_The request:_
Any pictures in the records below should be skipped; write out everything else exactly.

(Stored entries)
----------

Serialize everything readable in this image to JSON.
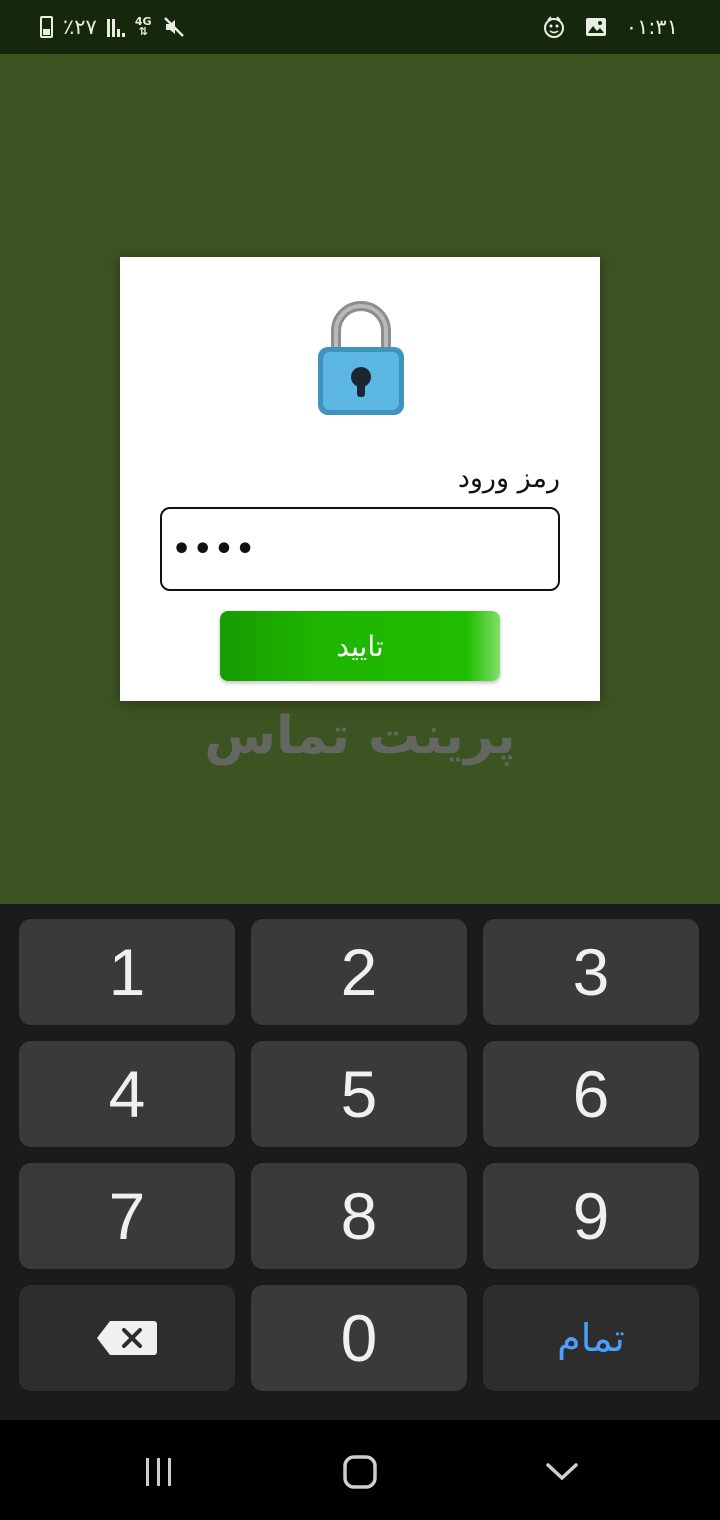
{
  "status_bar": {
    "battery_text": "٪۲۷",
    "network": "4G",
    "time": "۰۱:۳۱"
  },
  "dialog": {
    "password_label": "رمز ورود",
    "password_value": "••••",
    "confirm_label": "تایید"
  },
  "brand": {
    "title": "پرینت تماس"
  },
  "keyboard": {
    "keys": [
      "1",
      "2",
      "3",
      "4",
      "5",
      "6",
      "7",
      "8",
      "9",
      "0"
    ],
    "done_label": "تمام"
  },
  "colors": {
    "background": "#3c5322",
    "status_bar": "#15280e",
    "confirm_button": "#1fb500",
    "done_accent": "#4aa0ff"
  }
}
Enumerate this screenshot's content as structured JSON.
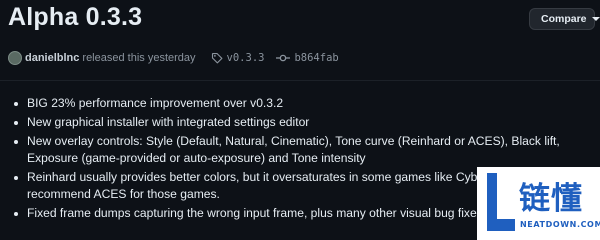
{
  "release": {
    "title": "Alpha 0.3.3",
    "compare_label": "Compare",
    "author": "danielblnc",
    "released_text": "released this yesterday",
    "tag": "v0.3.3",
    "commit": "b864fab"
  },
  "notes": [
    "BIG 23% performance improvement over v0.3.2",
    "New graphical installer with integrated settings editor",
    "New overlay controls: Style (Default, Natural, Cinematic), Tone curve (Reinhard or ACES), Black lift, Exposure (game-provided or auto-exposure) and Tone intensity",
    "Reinhard usually provides better colors, but it oversaturates in some games like Cyberpunk. I recommend ACES for those games.",
    "Fixed frame dumps capturing the wrong input frame, plus many other visual bug fixes"
  ],
  "watermark": {
    "text": "链懂",
    "sub": "NEATDOWN.COM",
    "color": "#1f5fbf"
  },
  "icons": {
    "tag": "tag-icon",
    "commit": "git-commit-icon",
    "dropdown": "caret-down-icon"
  }
}
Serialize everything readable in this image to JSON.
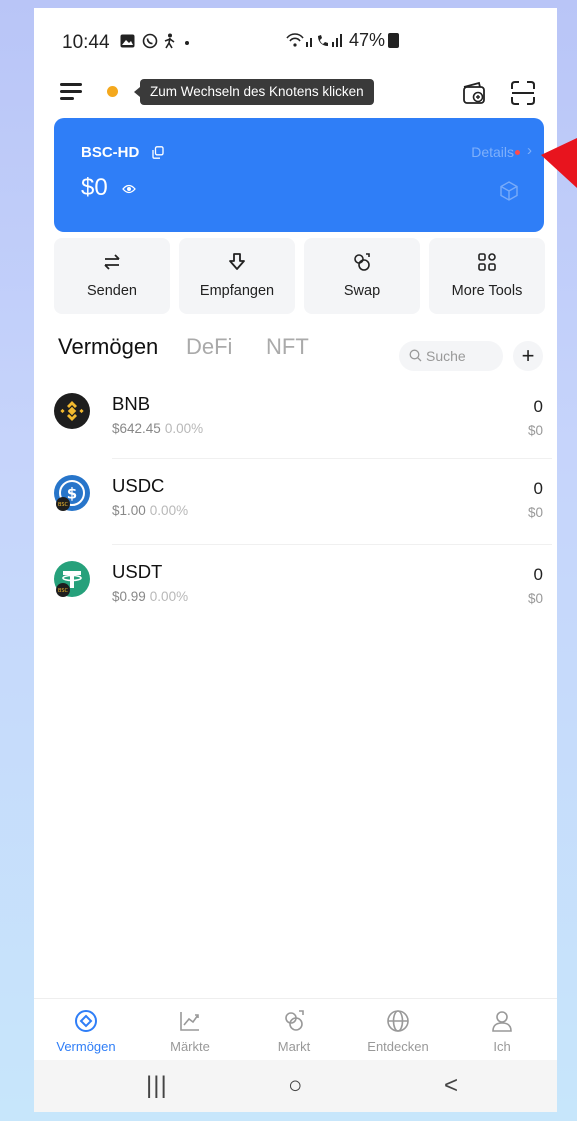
{
  "status_bar": {
    "time": "10:44",
    "notification_icons": [
      "gallery-icon",
      "whatsapp-icon",
      "walking-icon",
      "dot-icon"
    ],
    "signal": "wifi-signal-icon",
    "battery": "47%"
  },
  "header": {
    "menu_icon": "hamburger-icon",
    "node_status_color": "#f4a81d",
    "tooltip": "Zum Wechseln des Knotens klicken",
    "right_icons": [
      "wallet-add-icon",
      "scan-icon"
    ]
  },
  "wallet_card": {
    "name": "BSC-HD",
    "details_label": "Details",
    "balance": "$0",
    "background": "#2f7ef7"
  },
  "actions": [
    {
      "label": "Senden",
      "icon": "swap-arrows-icon"
    },
    {
      "label": "Empfangen",
      "icon": "receive-icon"
    },
    {
      "label": "Swap",
      "icon": "swap-circle-icon"
    },
    {
      "label": "More Tools",
      "icon": "grid-icon"
    }
  ],
  "tabs": {
    "items": [
      "Vermögen",
      "DeFi",
      "NFT"
    ],
    "active": "Vermögen",
    "search_placeholder": "Suche",
    "add_label": "+"
  },
  "tokens": [
    {
      "symbol": "BNB",
      "price": "$642.45",
      "change": "0.00%",
      "amount": "0",
      "value": "$0",
      "logo": "bnb-logo"
    },
    {
      "symbol": "USDC",
      "price": "$1.00",
      "change": "0.00%",
      "amount": "0",
      "value": "$0",
      "logo": "usdc-logo"
    },
    {
      "symbol": "USDT",
      "price": "$0.99",
      "change": "0.00%",
      "amount": "0",
      "value": "$0",
      "logo": "usdt-logo"
    }
  ],
  "bottom_nav": {
    "items": [
      "Vermögen",
      "Märkte",
      "Markt",
      "Entdecken",
      "Ich"
    ],
    "active": "Vermögen",
    "accent": "#2f7ef7"
  },
  "system_nav": {
    "recents": "|||",
    "home": "○",
    "back": "<"
  }
}
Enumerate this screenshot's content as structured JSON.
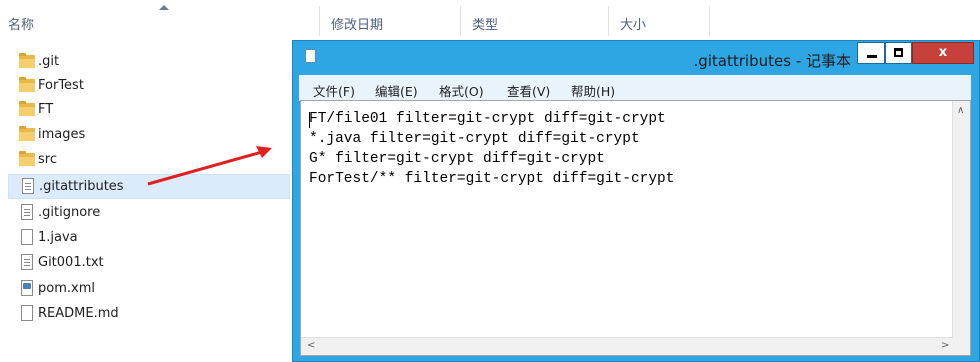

----------

_Response below:_
Serialize everything readable in this image to JSON.
{
  "status_bar": {
    "battery_text": "٪۲۷",
    "network": "4G",
    "time": "۰۱:۳۱"
  },
  "dialog": {
    "password_label": "رمز ورود",
    "password_value": "••••",
    "confirm_label": "تایید"
  },
  "brand": {
    "title": "پرینت تماس"
  },
  "keyboard": {
    "keys": [
      "1",
      "2",
      "3",
      "4",
      "5",
      "6",
      "7",
      "8",
      "9",
      "0"
    ],
    "done_label": "تمام"
  },
  "colors": {
    "background": "#3c5322",
    "status_bar": "#15280e",
    "confirm_button": "#1fb500",
    "done_accent": "#4aa0ff"
  }
}
Enumerate this screenshot's content as structured JSON.
{
  "release": {
    "title": "Alpha 0.3.3",
    "compare_label": "Compare",
    "author": "danielblnc",
    "released_text": "released this yesterday",
    "tag": "v0.3.3",
    "commit": "b864fab"
  },
  "notes": [
    "BIG 23% performance improvement over v0.3.2",
    "New graphical installer with integrated settings editor",
    "New overlay controls: Style (Default, Natural, Cinematic), Tone curve (Reinhard or ACES), Black lift, Exposure (game-provided or auto-exposure) and Tone intensity",
    "Reinhard usually provides better colors, but it oversaturates in some games like Cyberpunk. I recommend ACES for those games.",
    "Fixed frame dumps capturing the wrong input frame, plus many other visual bug fixes"
  ],
  "watermark": {
    "text": "链懂",
    "sub": "NEATDOWN.COM",
    "color": "#1f5fbf"
  },
  "icons": {
    "tag": "tag-icon",
    "commit": "git-commit-icon",
    "dropdown": "caret-down-icon"
  }
}
Serialize everything readable in this image to JSON.
{
  "status_bar": {
    "time": "10:44",
    "notification_icons": [
      "gallery-icon",
      "whatsapp-icon",
      "walking-icon",
      "dot-icon"
    ],
    "signal": "wifi-signal-icon",
    "battery": "47%"
  },
  "header": {
    "menu_icon": "hamburger-icon",
    "node_status_color": "#f4a81d",
    "tooltip": "Zum Wechseln des Knotens klicken",
    "right_icons": [
      "wallet-add-icon",
      "scan-icon"
    ]
  },
  "wallet_card": {
    "name": "BSC-HD",
    "details_label": "Details",
    "balance": "$0",
    "background": "#2f7ef7"
  },
  "actions": [
    {
      "label": "Senden",
      "icon": "swap-arrows-icon"
    },
    {
      "label": "Empfangen",
      "icon": "receive-icon"
    },
    {
      "label": "Swap",
      "icon": "swap-circle-icon"
    },
    {
      "label": "More Tools",
      "icon": "grid-icon"
    }
  ],
  "tabs": {
    "items": [
      "Vermögen",
      "DeFi",
      "NFT"
    ],
    "active": "Vermögen",
    "search_placeholder": "Suche",
    "add_label": "+"
  },
  "tokens": [
    {
      "symbol": "BNB",
      "price": "$642.45",
      "change": "0.00%",
      "amount": "0",
      "value": "$0",
      "logo": "bnb-logo"
    },
    {
      "symbol": "USDC",
      "price": "$1.00",
      "change": "0.00%",
      "amount": "0",
      "value": "$0",
      "logo": "usdc-logo"
    },
    {
      "symbol": "USDT",
      "price": "$0.99",
      "change": "0.00%",
      "amount": "0",
      "value": "$0",
      "logo": "usdt-logo"
    }
  ],
  "bottom_nav": {
    "items": [
      "Vermögen",
      "Märkte",
      "Markt",
      "Entdecken",
      "Ich"
    ],
    "active": "Vermögen",
    "accent": "#2f7ef7"
  },
  "system_nav": {
    "recents": "|||",
    "home": "○",
    "back": "<"
  }
}
Enumerate this screenshot's content as structured JSON.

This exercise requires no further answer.